Start DATASET ROWS

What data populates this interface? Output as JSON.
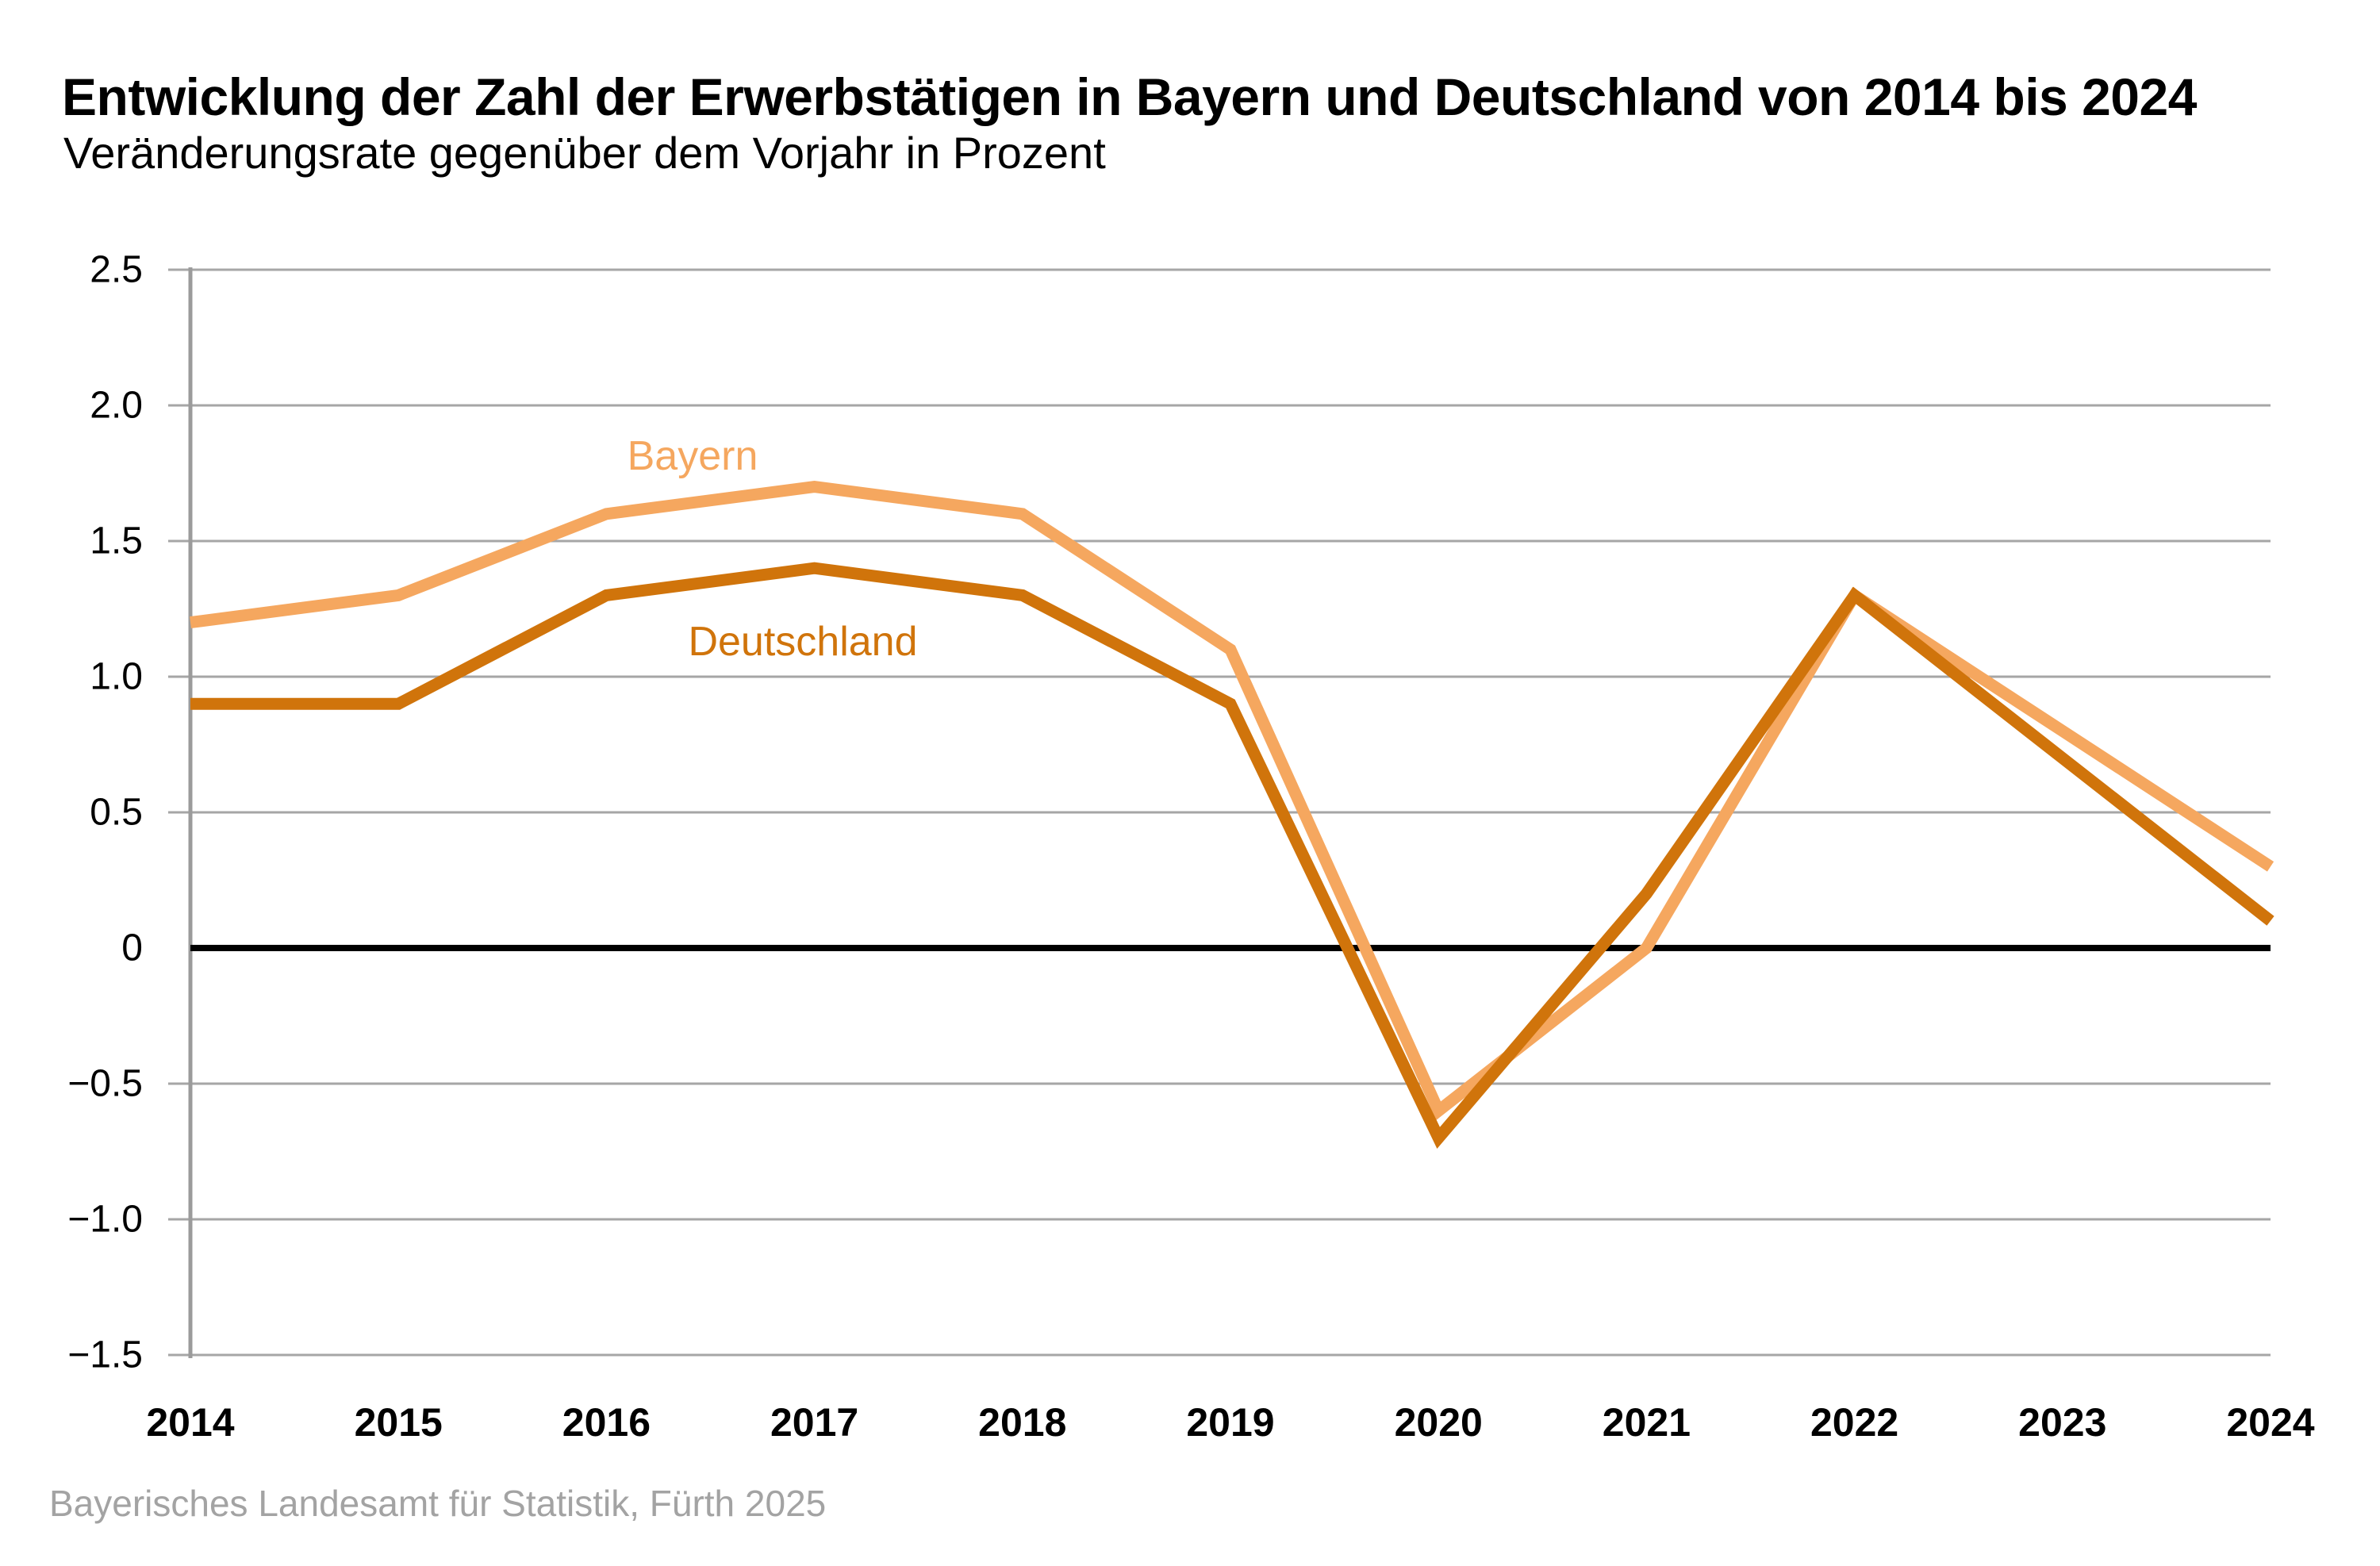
{
  "header": {
    "title": "Entwicklung der Zahl der Erwerbstätigen in Bayern und Deutschland von 2014 bis 2024",
    "subtitle": "Veränderungsrate gegenüber dem Vorjahr in Prozent"
  },
  "footer": {
    "source": "Bayerisches Landesamt für Statistik, Fürth 2025"
  },
  "colors": {
    "bayern": "#F5A75F",
    "deutschland": "#D0740B",
    "gridline": "#a6a6a6",
    "y_axis": "#9b9b9b",
    "zero_line": "#000000",
    "axis_text": "#000000",
    "footer_text": "#a3a3a3"
  },
  "chart_data": {
    "type": "line",
    "title": "Entwicklung der Zahl der Erwerbstätigen in Bayern und Deutschland von 2014 bis 2024",
    "subtitle": "Veränderungsrate gegenüber dem Vorjahr in Prozent",
    "categories": [
      "2014",
      "2015",
      "2016",
      "2017",
      "2018",
      "2019",
      "2020",
      "2021",
      "2022",
      "2023",
      "2024"
    ],
    "series": [
      {
        "name": "Bayern",
        "color": "#F5A75F",
        "values": [
          1.2,
          1.3,
          1.6,
          1.7,
          1.6,
          1.1,
          -0.6,
          0.0,
          1.3,
          0.8,
          0.3
        ]
      },
      {
        "name": "Deutschland",
        "color": "#D0740B",
        "values": [
          0.9,
          0.9,
          1.3,
          1.4,
          1.3,
          0.9,
          -0.7,
          0.2,
          1.3,
          0.7,
          0.1
        ]
      }
    ],
    "xlabel": "",
    "ylabel": "",
    "ylim": [
      -1.5,
      2.5
    ],
    "ytick_step": 0.5,
    "grid": "horizontal",
    "zero_line": true,
    "legend_position": "inline-line-labels"
  }
}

End DATASET ROWS

#### REQUIRED WORK
Reply with the number of lines in the material above that contain "Prozent", and nothing more.

#### FULL SOLUTION
2